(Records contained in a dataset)
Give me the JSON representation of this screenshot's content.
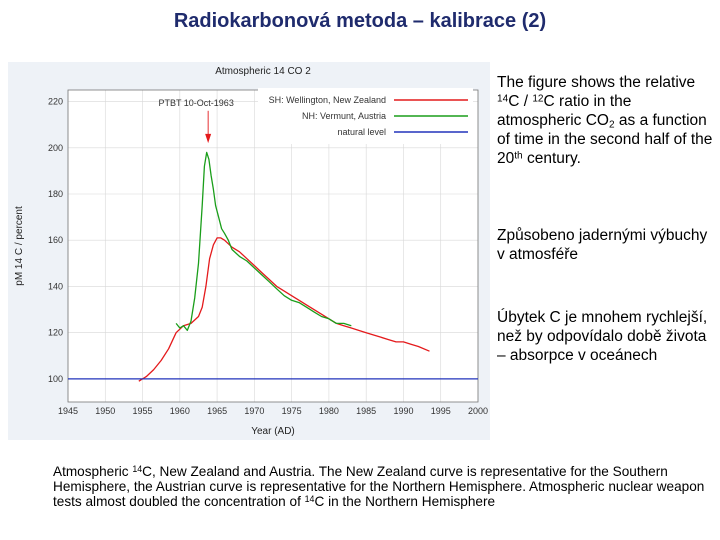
{
  "slide": {
    "title": "Radiokarbonová metoda – kalibrace (2)"
  },
  "side_text": {
    "p1": [
      "The figure shows the relative ",
      "14",
      "C / ",
      "12",
      "C ratio in the atmospheric CO",
      "2",
      " as a function of time in the second half of the ",
      "20",
      "th",
      " century."
    ],
    "p2": "Způsobeno jadernými výbuchy v atmosféře",
    "p3": "Úbytek C je mnohem rychlejší, než by odpovídalo době života – absorpce v oceánech"
  },
  "caption": [
    "Atmospheric ",
    "14",
    "C, New Zealand and Austria. The New Zealand curve is representative for the Southern Hemisphere, the Austrian curve is representative for the Northern Hemisphere. Atmospheric nuclear weapon tests almost doubled the concentration of ",
    "14",
    "C in the Northern Hemisphere"
  ],
  "chart_data": {
    "type": "line",
    "title": "Atmospheric 14 CO 2",
    "xlabel": "Year (AD)",
    "ylabel": "pM 14 C / percent",
    "xlim": [
      1945,
      2000
    ],
    "ylim": [
      90,
      225
    ],
    "x_ticks": [
      1945,
      1950,
      1955,
      1960,
      1965,
      1970,
      1975,
      1980,
      1985,
      1990,
      1995,
      2000
    ],
    "y_ticks": [
      100,
      120,
      140,
      160,
      180,
      200,
      220
    ],
    "grid": true,
    "legend_position": "top-right",
    "annotation": {
      "text": "PTBT 10-Oct-1963",
      "x": 1963.8,
      "y": 213
    },
    "series": [
      {
        "name": "SH: Wellington, New Zealand",
        "color": "#e41a1c",
        "x": [
          1954.5,
          1955.5,
          1956.5,
          1957.5,
          1958.5,
          1959.5,
          1960.5,
          1961.5,
          1962.5,
          1963.0,
          1963.5,
          1964.0,
          1964.5,
          1965.0,
          1965.5,
          1966.0,
          1967.0,
          1968.0,
          1969.0,
          1970.0,
          1971.0,
          1972.0,
          1973.0,
          1974.0,
          1975.0,
          1976.0,
          1977.0,
          1978.0,
          1979.0,
          1980.0,
          1981.0,
          1982.0,
          1983.0,
          1984.0,
          1985.0,
          1986.0,
          1987.0,
          1988.0,
          1989.0,
          1990.0,
          1991.0,
          1992.0,
          1993.5
        ],
        "y": [
          99,
          101,
          104,
          108,
          113,
          120,
          123,
          124,
          127,
          131,
          140,
          152,
          158,
          161,
          161,
          160,
          157,
          155,
          152,
          149,
          146,
          143,
          140,
          138,
          136,
          134,
          132,
          130,
          128,
          126,
          124,
          123,
          122,
          121,
          120,
          119,
          118,
          117,
          116,
          116,
          115,
          114,
          112
        ]
      },
      {
        "name": "NH: Vermunt, Austria",
        "color": "#1a9e1a",
        "x": [
          1959.5,
          1960.0,
          1960.5,
          1961.0,
          1961.5,
          1962.0,
          1962.5,
          1963.0,
          1963.3,
          1963.6,
          1963.9,
          1964.2,
          1964.5,
          1964.8,
          1965.2,
          1965.6,
          1966.0,
          1966.5,
          1967.0,
          1968.0,
          1969.0,
          1970.0,
          1971.0,
          1972.0,
          1973.0,
          1974.0,
          1975.0,
          1976.0,
          1977.0,
          1978.0,
          1979.0,
          1980.0,
          1981.0,
          1982.0,
          1983.0
        ],
        "y": [
          124,
          122,
          123,
          121,
          125,
          135,
          150,
          175,
          192,
          198,
          195,
          188,
          182,
          175,
          170,
          165,
          163,
          160,
          156,
          153,
          151,
          148,
          145,
          142,
          139,
          136,
          134,
          133,
          131,
          129,
          127,
          126,
          124,
          124,
          123
        ]
      },
      {
        "name": "natural level",
        "color": "#2233bb",
        "x": [
          1945,
          2000
        ],
        "y": [
          100,
          100
        ]
      }
    ]
  }
}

→ Your objective
Keep only those lines of the records that hold "color", and return them.

→ Response below
        "color": "#e41a1c",
        "color": "#1a9e1a",
        "color": "#2233bb",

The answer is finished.